>> Begin Supplied entries

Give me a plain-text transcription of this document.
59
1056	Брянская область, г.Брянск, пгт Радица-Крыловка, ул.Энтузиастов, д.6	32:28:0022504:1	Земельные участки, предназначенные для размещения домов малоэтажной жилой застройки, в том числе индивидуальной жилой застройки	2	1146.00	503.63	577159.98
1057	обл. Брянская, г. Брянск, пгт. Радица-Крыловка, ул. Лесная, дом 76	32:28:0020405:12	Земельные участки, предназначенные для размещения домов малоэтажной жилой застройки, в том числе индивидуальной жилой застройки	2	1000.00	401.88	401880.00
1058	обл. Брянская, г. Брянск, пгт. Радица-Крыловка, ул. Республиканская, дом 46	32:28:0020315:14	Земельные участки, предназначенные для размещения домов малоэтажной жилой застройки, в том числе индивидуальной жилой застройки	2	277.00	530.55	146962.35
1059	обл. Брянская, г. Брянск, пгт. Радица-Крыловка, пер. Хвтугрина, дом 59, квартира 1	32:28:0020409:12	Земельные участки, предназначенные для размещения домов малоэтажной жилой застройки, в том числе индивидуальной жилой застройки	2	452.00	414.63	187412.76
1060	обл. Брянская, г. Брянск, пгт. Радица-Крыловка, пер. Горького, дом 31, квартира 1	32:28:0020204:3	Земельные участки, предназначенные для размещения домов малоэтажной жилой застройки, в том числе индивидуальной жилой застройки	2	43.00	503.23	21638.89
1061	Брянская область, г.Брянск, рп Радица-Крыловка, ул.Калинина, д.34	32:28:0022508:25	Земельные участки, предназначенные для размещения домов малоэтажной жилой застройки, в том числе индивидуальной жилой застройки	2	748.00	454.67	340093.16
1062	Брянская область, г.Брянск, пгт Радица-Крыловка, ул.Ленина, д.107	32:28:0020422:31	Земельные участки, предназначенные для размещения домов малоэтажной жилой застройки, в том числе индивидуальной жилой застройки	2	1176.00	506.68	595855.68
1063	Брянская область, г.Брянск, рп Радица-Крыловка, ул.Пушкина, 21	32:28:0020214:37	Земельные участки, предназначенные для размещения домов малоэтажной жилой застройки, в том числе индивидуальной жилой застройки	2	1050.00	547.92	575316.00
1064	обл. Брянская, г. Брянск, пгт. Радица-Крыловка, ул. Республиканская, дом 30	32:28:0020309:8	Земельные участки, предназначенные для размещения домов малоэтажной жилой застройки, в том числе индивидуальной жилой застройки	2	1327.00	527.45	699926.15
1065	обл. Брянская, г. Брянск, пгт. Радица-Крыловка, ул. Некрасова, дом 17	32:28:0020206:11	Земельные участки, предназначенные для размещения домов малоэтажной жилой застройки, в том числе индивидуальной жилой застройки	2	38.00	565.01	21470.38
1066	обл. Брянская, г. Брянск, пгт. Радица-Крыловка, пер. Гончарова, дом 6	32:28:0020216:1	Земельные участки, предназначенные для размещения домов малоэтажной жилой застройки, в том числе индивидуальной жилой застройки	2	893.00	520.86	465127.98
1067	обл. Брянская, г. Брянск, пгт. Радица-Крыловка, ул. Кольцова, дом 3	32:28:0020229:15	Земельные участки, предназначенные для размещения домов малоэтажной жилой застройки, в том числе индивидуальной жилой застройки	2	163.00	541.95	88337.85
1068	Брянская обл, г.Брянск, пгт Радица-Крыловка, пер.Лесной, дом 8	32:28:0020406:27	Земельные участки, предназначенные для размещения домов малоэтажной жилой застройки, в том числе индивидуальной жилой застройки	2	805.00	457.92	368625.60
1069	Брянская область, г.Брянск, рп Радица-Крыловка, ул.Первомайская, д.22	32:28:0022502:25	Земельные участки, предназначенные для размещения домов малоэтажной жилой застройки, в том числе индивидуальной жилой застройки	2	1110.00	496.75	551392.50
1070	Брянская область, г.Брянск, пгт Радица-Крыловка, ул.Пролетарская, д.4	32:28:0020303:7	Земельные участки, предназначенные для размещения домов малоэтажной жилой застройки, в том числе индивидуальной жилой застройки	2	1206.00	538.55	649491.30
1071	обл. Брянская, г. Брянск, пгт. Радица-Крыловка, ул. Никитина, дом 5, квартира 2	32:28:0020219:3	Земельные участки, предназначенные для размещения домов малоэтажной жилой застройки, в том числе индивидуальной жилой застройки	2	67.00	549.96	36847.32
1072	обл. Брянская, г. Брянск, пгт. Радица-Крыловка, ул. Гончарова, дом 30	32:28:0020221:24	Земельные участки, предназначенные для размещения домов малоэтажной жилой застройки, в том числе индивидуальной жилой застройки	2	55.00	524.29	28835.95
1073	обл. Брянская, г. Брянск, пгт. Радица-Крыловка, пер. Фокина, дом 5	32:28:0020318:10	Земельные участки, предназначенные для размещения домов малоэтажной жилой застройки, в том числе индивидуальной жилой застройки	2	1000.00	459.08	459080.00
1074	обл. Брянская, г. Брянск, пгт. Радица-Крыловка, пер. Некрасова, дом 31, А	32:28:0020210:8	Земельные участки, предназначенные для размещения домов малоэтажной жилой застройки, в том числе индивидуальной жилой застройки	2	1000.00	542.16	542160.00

>> End Supplied entries

▶ **Problem**:
Using the data above, output each line exactly.

▶ **Task answer**:
Give me a plain-text transcription of this document.
59
1056	Брянская область, г.Брянск, пгт Радица-Крыловка, ул.Энтузиастов, д.6	32:28:0022504:1	Земельные участки, предназначенные для размещения домов малоэтажной жилой застройки, в том числе индивидуальной жилой застройки	2	1146.00	503.63	577159.98
1057	обл. Брянская, г. Брянск, пгт. Радица-Крыловка, ул. Лесная, дом 76	32:28:0020405:12	Земельные участки, предназначенные для размещения домов малоэтажной жилой застройки, в том числе индивидуальной жилой застройки	2	1000.00	401.88	401880.00
1058	обл. Брянская, г. Брянск, пгт. Радица-Крыловка, ул. Республиканская, дом 46	32:28:0020315:14	Земельные участки, предназначенные для размещения домов малоэтажной жилой застройки, в том числе индивидуальной жилой застройки	2	277.00	530.55	146962.35
1059	обл. Брянская, г. Брянск, пгт. Радица-Крыловка, пер. Хвтугрина, дом 59, квартира 1	32:28:0020409:12	Земельные участки, предназначенные для размещения домов малоэтажной жилой застройки, в том числе индивидуальной жилой застройки	2	452.00	414.63	187412.76
1060	обл. Брянская, г. Брянск, пгт. Радица-Крыловка, пер. Горького, дом 31, квартира 1	32:28:0020204:3	Земельные участки, предназначенные для размещения домов малоэтажной жилой застройки, в том числе индивидуальной жилой застройки	2	43.00	503.23	21638.89
1061	Брянская область, г.Брянск, рп Радица-Крыловка, ул.Калинина, д.34	32:28:0022508:25	Земельные участки, предназначенные для размещения домов малоэтажной жилой застройки, в том числе индивидуальной жилой застройки	2	748.00	454.67	340093.16
1062	Брянская область, г.Брянск, пгт Радица-Крыловка, ул.Ленина, д.107	32:28:0020422:31	Земельные участки, предназначенные для размещения домов малоэтажной жилой застройки, в том числе индивидуальной жилой застройки	2	1176.00	506.68	595855.68
1063	Брянская область, г.Брянск, рп Радица-Крыловка, ул.Пушкина, 21	32:28:0020214:37	Земельные участки, предназначенные для размещения домов малоэтажной жилой застройки, в том числе индивидуальной жилой застройки	2	1050.00	547.92	575316.00
1064	обл. Брянская, г. Брянск, пгт. Радица-Крыловка, ул. Республиканская, дом 30	32:28:0020309:8	Земельные участки, предназначенные для размещения домов малоэтажной жилой застройки, в том числе индивидуальной жилой застройки	2	1327.00	527.45	699926.15
1065	обл. Брянская, г. Брянск, пгт. Радица-Крыловка, ул. Некрасова, дом 17	32:28:0020206:11	Земельные участки, предназначенные для размещения домов малоэтажной жилой застройки, в том числе индивидуальной жилой застройки	2	38.00	565.01	21470.38
1066	обл. Брянская, г. Брянск, пгт. Радица-Крыловка, пер. Гончарова, дом 6	32:28:0020216:1	Земельные участки, предназначенные для размещения домов малоэтажной жилой застройки, в том числе индивидуальной жилой застройки	2	893.00	520.86	465127.98
1067	обл. Брянская, г. Брянск, пгт. Радица-Крыловка, ул. Кольцова, дом 3	32:28:0020229:15	Земельные участки, предназначенные для размещения домов малоэтажной жилой застройки, в том числе индивидуальной жилой застройки	2	163.00	541.95	88337.85
1068	Брянская обл, г.Брянск, пгт Радица-Крыловка, пер.Лесной, дом 8	32:28:0020406:27	Земельные участки, предназначенные для размещения домов малоэтажной жилой застройки, в том числе индивидуальной жилой застройки	2	805.00	457.92	368625.60
1069	Брянская область, г.Брянск, рп Радица-Крыловка, ул.Первомайская, д.22	32:28:0022502:25	Земельные участки, предназначенные для размещения домов малоэтажной жилой застройки, в том числе индивидуальной жилой застройки	2	1110.00	496.75	551392.50
1070	Брянская область, г.Брянск, пгт Радица-Крыловка, ул.Пролетарская, д.4	32:28:0020303:7	Земельные участки, предназначенные для размещения домов малоэтажной жилой застройки, в том числе индивидуальной жилой застройки	2	1206.00	538.55	649491.30
1071	обл. Брянская, г. Брянск, пгт. Радица-Крыловка, ул. Никитина, дом 5, квартира 2	32:28:0020219:3	Земельные участки, предназначенные для размещения домов малоэтажной жилой застройки, в том числе индивидуальной жилой застройки	2	67.00	549.96	36847.32
1072	обл. Брянская, г. Брянск, пгт. Радица-Крыловка, ул. Гончарова, дом 30	32:28:0020221:24	Земельные участки, предназначенные для размещения домов малоэтажной жилой застройки, в том числе индивидуальной жилой застройки	2	55.00	524.29	28835.95
1073	обл. Брянская, г. Брянск, пгт. Радица-Крыловка, пер. Фокина, дом 5	32:28:0020318:10	Земельные участки, предназначенные для размещения домов малоэтажной жилой застройки, в том числе индивидуальной жилой застройки	2	1000.00	459.08	459080.00
1074	обл. Брянская, г. Брянск, пгт. Радица-Крыловка, пер. Некрасова, дом 31, А	32:28:0020210:8	Земельные участки, предназначенные для размещения домов малоэтажной жилой застройки, в том числе индивидуальной жилой застройки	2	1000.00	542.16	542160.00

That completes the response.